┌─ Entries supplied

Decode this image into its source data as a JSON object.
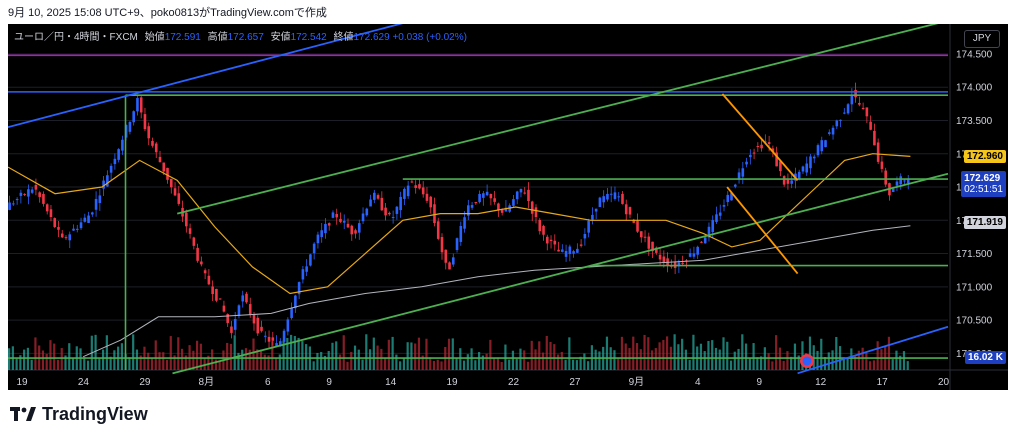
{
  "caption": "9月 10, 2025 15:08 UTC+9、poko0813がTradingView.comで作成",
  "legend": {
    "symbol": "ユーロ／円・4時間・FXCM",
    "open_label": "始値",
    "open": "172.591",
    "high_label": "高値",
    "high": "172.657",
    "low_label": "安値",
    "low": "172.542",
    "close_label": "終値",
    "close": "172.629",
    "change": "+0.038 (+0.02%)"
  },
  "currency": "JPY",
  "price_tags": {
    "level_upper": "172.960",
    "last_price": "172.629",
    "countdown": "02:51:51",
    "ma_value": "171.919",
    "volume": "16.02 K"
  },
  "brand": "TradingView",
  "colors": {
    "background": "#000000",
    "bull": "#2962ff",
    "bear": "#f23645",
    "ma_fast": "#e6a817",
    "ma_slow": "#b2b5be",
    "trend_green": "#4caf50",
    "trend_orange": "#ff9800",
    "line_purple": "#9c27b0",
    "line_blue": "#2962ff",
    "vol_bull": "#26a69a",
    "vol_bear": "#b22833"
  },
  "chart_data": {
    "type": "candlestick",
    "y_ticks": [
      174.5,
      174.0,
      173.5,
      173.0,
      172.5,
      172.0,
      171.5,
      171.0,
      170.5,
      170.0
    ],
    "y_tick_labels": [
      "174.500",
      "174.000",
      "173.500",
      "173.000",
      "172.500",
      "172.000",
      "171.500",
      "171.000",
      "170.500",
      "170.000"
    ],
    "ylim": [
      169.75,
      174.95
    ],
    "x_ticks": [
      "19",
      "24",
      "29",
      "8月",
      "6",
      "9",
      "14",
      "19",
      "22",
      "27",
      "9月",
      "4",
      "9",
      "12",
      "17",
      "20"
    ],
    "price_path": [
      [
        0,
        172.2
      ],
      [
        3,
        172.5
      ],
      [
        6,
        171.7
      ],
      [
        9,
        172.1
      ],
      [
        12,
        173.1
      ],
      [
        14,
        173.8
      ],
      [
        15,
        173.3
      ],
      [
        17,
        172.7
      ],
      [
        19,
        172.0
      ],
      [
        21,
        171.2
      ],
      [
        23,
        170.7
      ],
      [
        24,
        170.3
      ],
      [
        25,
        170.9
      ],
      [
        27,
        170.3
      ],
      [
        29,
        170.1
      ],
      [
        31,
        171.0
      ],
      [
        33,
        171.7
      ],
      [
        35,
        172.1
      ],
      [
        37,
        171.8
      ],
      [
        39,
        172.4
      ],
      [
        41,
        172.0
      ],
      [
        43,
        172.6
      ],
      [
        45,
        172.3
      ],
      [
        47,
        171.2
      ],
      [
        49,
        172.2
      ],
      [
        51,
        172.4
      ],
      [
        53,
        172.1
      ],
      [
        55,
        172.5
      ],
      [
        57,
        171.8
      ],
      [
        59,
        171.5
      ],
      [
        61,
        171.6
      ],
      [
        63,
        172.3
      ],
      [
        65,
        172.4
      ],
      [
        67,
        171.9
      ],
      [
        69,
        171.5
      ],
      [
        71,
        171.3
      ],
      [
        73,
        171.5
      ],
      [
        75,
        171.9
      ],
      [
        77,
        172.4
      ],
      [
        79,
        173.0
      ],
      [
        81,
        173.2
      ],
      [
        83,
        172.5
      ],
      [
        85,
        172.8
      ],
      [
        87,
        173.2
      ],
      [
        89,
        173.6
      ],
      [
        90,
        173.9
      ],
      [
        91,
        173.7
      ],
      [
        92,
        173.4
      ],
      [
        93,
        172.8
      ],
      [
        94,
        172.4
      ],
      [
        95,
        172.6
      ],
      [
        96,
        172.629
      ]
    ],
    "ma_fast": [
      [
        0,
        172.8
      ],
      [
        5,
        172.4
      ],
      [
        10,
        172.5
      ],
      [
        14,
        172.9
      ],
      [
        18,
        172.6
      ],
      [
        22,
        171.9
      ],
      [
        26,
        171.3
      ],
      [
        30,
        170.9
      ],
      [
        34,
        171.0
      ],
      [
        38,
        171.5
      ],
      [
        42,
        172.0
      ],
      [
        46,
        172.1
      ],
      [
        50,
        172.1
      ],
      [
        54,
        172.2
      ],
      [
        58,
        172.1
      ],
      [
        62,
        172.0
      ],
      [
        66,
        172.0
      ],
      [
        70,
        172.0
      ],
      [
        74,
        171.8
      ],
      [
        77,
        171.6
      ],
      [
        80,
        171.7
      ],
      [
        83,
        172.1
      ],
      [
        86,
        172.5
      ],
      [
        89,
        172.9
      ],
      [
        92,
        173.0
      ],
      [
        96,
        172.96
      ]
    ],
    "ma_slow": [
      [
        8,
        169.95
      ],
      [
        12,
        170.2
      ],
      [
        16,
        170.55
      ],
      [
        22,
        170.55
      ],
      [
        28,
        170.6
      ],
      [
        32,
        170.75
      ],
      [
        38,
        170.9
      ],
      [
        44,
        171.0
      ],
      [
        50,
        171.15
      ],
      [
        56,
        171.25
      ],
      [
        62,
        171.3
      ],
      [
        68,
        171.35
      ],
      [
        74,
        171.4
      ],
      [
        80,
        171.55
      ],
      [
        86,
        171.7
      ],
      [
        92,
        171.85
      ],
      [
        96,
        171.919
      ]
    ],
    "hlines": [
      {
        "y": 174.48,
        "color": "purple"
      },
      {
        "y": 173.93,
        "color": "blue"
      },
      {
        "y": 173.88,
        "color": "green",
        "x0": 12.5,
        "x1": 100
      },
      {
        "y": 172.62,
        "color": "green",
        "x0": 42,
        "x1": 100
      },
      {
        "y": 171.32,
        "color": "green",
        "x0": 62,
        "x1": 100
      },
      {
        "y": 169.93,
        "color": "green",
        "x0": 0,
        "x1": 100
      }
    ],
    "trendlines": [
      {
        "color": "blue",
        "p1": [
          0,
          173.4
        ],
        "p2": [
          43,
          175.0
        ]
      },
      {
        "color": "blue",
        "p1": [
          84,
          169.7
        ],
        "p2": [
          100,
          170.4
        ]
      },
      {
        "color": "green",
        "p1": [
          18,
          172.1
        ],
        "p2": [
          100,
          175.0
        ]
      },
      {
        "color": "green",
        "p1": [
          17.5,
          169.7
        ],
        "p2": [
          100,
          172.7
        ]
      },
      {
        "color": "orange",
        "p1": [
          76,
          173.9
        ],
        "p2": [
          84,
          172.6
        ]
      },
      {
        "color": "orange",
        "p1": [
          76.5,
          172.5
        ],
        "p2": [
          84,
          171.2
        ]
      }
    ],
    "vline": {
      "x": 12.5,
      "y0": 173.88,
      "y1": 169.75,
      "color": "green"
    }
  }
}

└─

| Direction |
Please repeat the entries exactly. Do not include the pictures.

| Result below |
Decode this image into its source data as a JSON object.
{
  "caption": "9月 10, 2025 15:08 UTC+9、poko0813がTradingView.comで作成",
  "legend": {
    "symbol": "ユーロ／円・4時間・FXCM",
    "open_label": "始値",
    "open": "172.591",
    "high_label": "高値",
    "high": "172.657",
    "low_label": "安値",
    "low": "172.542",
    "close_label": "終値",
    "close": "172.629",
    "change": "+0.038 (+0.02%)"
  },
  "currency": "JPY",
  "price_tags": {
    "level_upper": "172.960",
    "last_price": "172.629",
    "countdown": "02:51:51",
    "ma_value": "171.919",
    "volume": "16.02 K"
  },
  "brand": "TradingView",
  "colors": {
    "background": "#000000",
    "bull": "#2962ff",
    "bear": "#f23645",
    "ma_fast": "#e6a817",
    "ma_slow": "#b2b5be",
    "trend_green": "#4caf50",
    "trend_orange": "#ff9800",
    "line_purple": "#9c27b0",
    "line_blue": "#2962ff",
    "vol_bull": "#26a69a",
    "vol_bear": "#b22833"
  },
  "chart_data": {
    "type": "candlestick",
    "y_ticks": [
      174.5,
      174.0,
      173.5,
      173.0,
      172.5,
      172.0,
      171.5,
      171.0,
      170.5,
      170.0
    ],
    "y_tick_labels": [
      "174.500",
      "174.000",
      "173.500",
      "173.000",
      "172.500",
      "172.000",
      "171.500",
      "171.000",
      "170.500",
      "170.000"
    ],
    "ylim": [
      169.75,
      174.95
    ],
    "x_ticks": [
      "19",
      "24",
      "29",
      "8月",
      "6",
      "9",
      "14",
      "19",
      "22",
      "27",
      "9月",
      "4",
      "9",
      "12",
      "17",
      "20"
    ],
    "price_path": [
      [
        0,
        172.2
      ],
      [
        3,
        172.5
      ],
      [
        6,
        171.7
      ],
      [
        9,
        172.1
      ],
      [
        12,
        173.1
      ],
      [
        14,
        173.8
      ],
      [
        15,
        173.3
      ],
      [
        17,
        172.7
      ],
      [
        19,
        172.0
      ],
      [
        21,
        171.2
      ],
      [
        23,
        170.7
      ],
      [
        24,
        170.3
      ],
      [
        25,
        170.9
      ],
      [
        27,
        170.3
      ],
      [
        29,
        170.1
      ],
      [
        31,
        171.0
      ],
      [
        33,
        171.7
      ],
      [
        35,
        172.1
      ],
      [
        37,
        171.8
      ],
      [
        39,
        172.4
      ],
      [
        41,
        172.0
      ],
      [
        43,
        172.6
      ],
      [
        45,
        172.3
      ],
      [
        47,
        171.2
      ],
      [
        49,
        172.2
      ],
      [
        51,
        172.4
      ],
      [
        53,
        172.1
      ],
      [
        55,
        172.5
      ],
      [
        57,
        171.8
      ],
      [
        59,
        171.5
      ],
      [
        61,
        171.6
      ],
      [
        63,
        172.3
      ],
      [
        65,
        172.4
      ],
      [
        67,
        171.9
      ],
      [
        69,
        171.5
      ],
      [
        71,
        171.3
      ],
      [
        73,
        171.5
      ],
      [
        75,
        171.9
      ],
      [
        77,
        172.4
      ],
      [
        79,
        173.0
      ],
      [
        81,
        173.2
      ],
      [
        83,
        172.5
      ],
      [
        85,
        172.8
      ],
      [
        87,
        173.2
      ],
      [
        89,
        173.6
      ],
      [
        90,
        173.9
      ],
      [
        91,
        173.7
      ],
      [
        92,
        173.4
      ],
      [
        93,
        172.8
      ],
      [
        94,
        172.4
      ],
      [
        95,
        172.6
      ],
      [
        96,
        172.629
      ]
    ],
    "ma_fast": [
      [
        0,
        172.8
      ],
      [
        5,
        172.4
      ],
      [
        10,
        172.5
      ],
      [
        14,
        172.9
      ],
      [
        18,
        172.6
      ],
      [
        22,
        171.9
      ],
      [
        26,
        171.3
      ],
      [
        30,
        170.9
      ],
      [
        34,
        171.0
      ],
      [
        38,
        171.5
      ],
      [
        42,
        172.0
      ],
      [
        46,
        172.1
      ],
      [
        50,
        172.1
      ],
      [
        54,
        172.2
      ],
      [
        58,
        172.1
      ],
      [
        62,
        172.0
      ],
      [
        66,
        172.0
      ],
      [
        70,
        172.0
      ],
      [
        74,
        171.8
      ],
      [
        77,
        171.6
      ],
      [
        80,
        171.7
      ],
      [
        83,
        172.1
      ],
      [
        86,
        172.5
      ],
      [
        89,
        172.9
      ],
      [
        92,
        173.0
      ],
      [
        96,
        172.96
      ]
    ],
    "ma_slow": [
      [
        8,
        169.95
      ],
      [
        12,
        170.2
      ],
      [
        16,
        170.55
      ],
      [
        22,
        170.55
      ],
      [
        28,
        170.6
      ],
      [
        32,
        170.75
      ],
      [
        38,
        170.9
      ],
      [
        44,
        171.0
      ],
      [
        50,
        171.15
      ],
      [
        56,
        171.25
      ],
      [
        62,
        171.3
      ],
      [
        68,
        171.35
      ],
      [
        74,
        171.4
      ],
      [
        80,
        171.55
      ],
      [
        86,
        171.7
      ],
      [
        92,
        171.85
      ],
      [
        96,
        171.919
      ]
    ],
    "hlines": [
      {
        "y": 174.48,
        "color": "purple"
      },
      {
        "y": 173.93,
        "color": "blue"
      },
      {
        "y": 173.88,
        "color": "green",
        "x0": 12.5,
        "x1": 100
      },
      {
        "y": 172.62,
        "color": "green",
        "x0": 42,
        "x1": 100
      },
      {
        "y": 171.32,
        "color": "green",
        "x0": 62,
        "x1": 100
      },
      {
        "y": 169.93,
        "color": "green",
        "x0": 0,
        "x1": 100
      }
    ],
    "trendlines": [
      {
        "color": "blue",
        "p1": [
          0,
          173.4
        ],
        "p2": [
          43,
          175.0
        ]
      },
      {
        "color": "blue",
        "p1": [
          84,
          169.7
        ],
        "p2": [
          100,
          170.4
        ]
      },
      {
        "color": "green",
        "p1": [
          18,
          172.1
        ],
        "p2": [
          100,
          175.0
        ]
      },
      {
        "color": "green",
        "p1": [
          17.5,
          169.7
        ],
        "p2": [
          100,
          172.7
        ]
      },
      {
        "color": "orange",
        "p1": [
          76,
          173.9
        ],
        "p2": [
          84,
          172.6
        ]
      },
      {
        "color": "orange",
        "p1": [
          76.5,
          172.5
        ],
        "p2": [
          84,
          171.2
        ]
      }
    ],
    "vline": {
      "x": 12.5,
      "y0": 173.88,
      "y1": 169.75,
      "color": "green"
    }
  }
}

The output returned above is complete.